#### THE TASK
Skip every picture and transcribe the remaining material exactly.

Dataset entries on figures
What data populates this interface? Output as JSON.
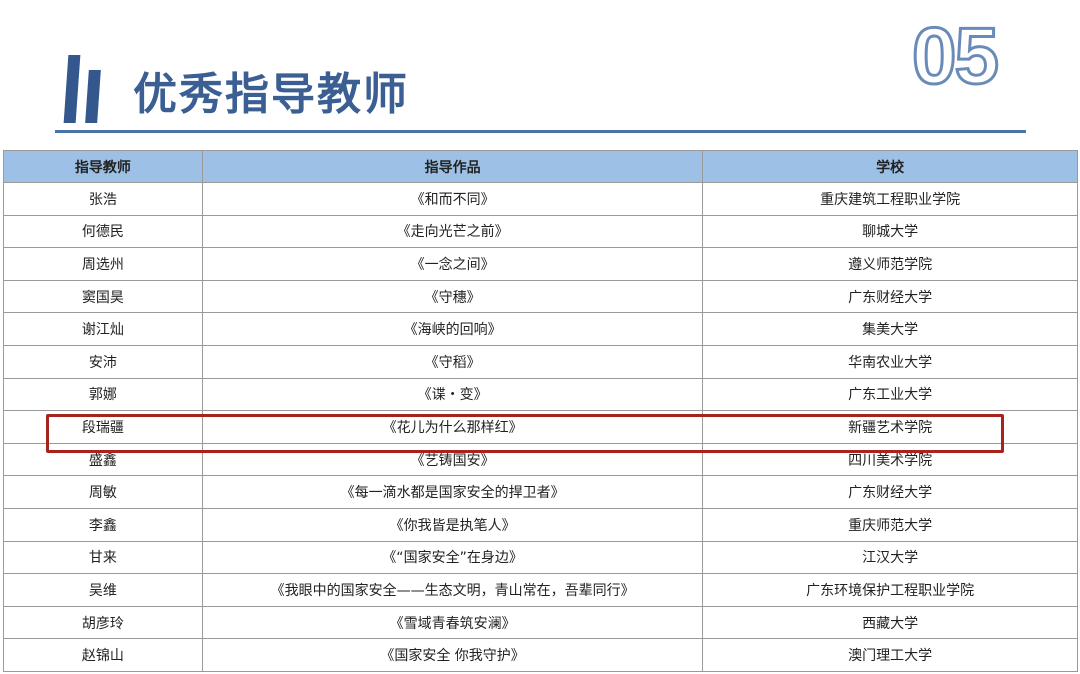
{
  "header": {
    "title": "优秀指导教师",
    "number": "05"
  },
  "table": {
    "columns": [
      "指导教师",
      "指导作品",
      "学校"
    ],
    "rows": [
      [
        "张浩",
        "《和而不同》",
        "重庆建筑工程职业学院"
      ],
      [
        "何德民",
        "《走向光芒之前》",
        "聊城大学"
      ],
      [
        "周选州",
        "《一念之间》",
        "遵义师范学院"
      ],
      [
        "窦国昊",
        "《守穗》",
        "广东财经大学"
      ],
      [
        "谢江灿",
        "《海峡的回响》",
        "集美大学"
      ],
      [
        "安沛",
        "《守稻》",
        "华南农业大学"
      ],
      [
        "郭娜",
        "《谍・变》",
        "广东工业大学"
      ],
      [
        "段瑞疆",
        "《花儿为什么那样红》",
        "新疆艺术学院"
      ],
      [
        "盛鑫",
        "《艺铸国安》",
        "四川美术学院"
      ],
      [
        "周敏",
        "《每一滴水都是国家安全的捍卫者》",
        "广东财经大学"
      ],
      [
        "李鑫",
        "《你我皆是执笔人》",
        "重庆师范大学"
      ],
      [
        "甘来",
        "《“国家安全”在身边》",
        "江汉大学"
      ],
      [
        "吴维",
        "《我眼中的国家安全——生态文明，青山常在，吾辈同行》",
        "广东环境保护工程职业学院"
      ],
      [
        "胡彦玲",
        "《雪域青春筑安澜》",
        "西藏大学"
      ],
      [
        "赵锦山",
        "《国家安全  你我守护》",
        "澳门理工大学"
      ]
    ],
    "highlighted_row": 7
  },
  "colors": {
    "accent": "#34588e",
    "header_bg": "#9dc1e6",
    "highlight": "#a8221e"
  }
}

#### WRITTEN SOLUTION
What data populates this interface? Output as JSON.
{
  "header": {
    "title": "优秀指导教师",
    "number": "05"
  },
  "table": {
    "columns": [
      "指导教师",
      "指导作品",
      "学校"
    ],
    "rows": [
      [
        "张浩",
        "《和而不同》",
        "重庆建筑工程职业学院"
      ],
      [
        "何德民",
        "《走向光芒之前》",
        "聊城大学"
      ],
      [
        "周选州",
        "《一念之间》",
        "遵义师范学院"
      ],
      [
        "窦国昊",
        "《守穗》",
        "广东财经大学"
      ],
      [
        "谢江灿",
        "《海峡的回响》",
        "集美大学"
      ],
      [
        "安沛",
        "《守稻》",
        "华南农业大学"
      ],
      [
        "郭娜",
        "《谍・变》",
        "广东工业大学"
      ],
      [
        "段瑞疆",
        "《花儿为什么那样红》",
        "新疆艺术学院"
      ],
      [
        "盛鑫",
        "《艺铸国安》",
        "四川美术学院"
      ],
      [
        "周敏",
        "《每一滴水都是国家安全的捍卫者》",
        "广东财经大学"
      ],
      [
        "李鑫",
        "《你我皆是执笔人》",
        "重庆师范大学"
      ],
      [
        "甘来",
        "《“国家安全”在身边》",
        "江汉大学"
      ],
      [
        "吴维",
        "《我眼中的国家安全——生态文明，青山常在，吾辈同行》",
        "广东环境保护工程职业学院"
      ],
      [
        "胡彦玲",
        "《雪域青春筑安澜》",
        "西藏大学"
      ],
      [
        "赵锦山",
        "《国家安全  你我守护》",
        "澳门理工大学"
      ]
    ],
    "highlighted_row": 7
  },
  "colors": {
    "accent": "#34588e",
    "header_bg": "#9dc1e6",
    "highlight": "#a8221e"
  }
}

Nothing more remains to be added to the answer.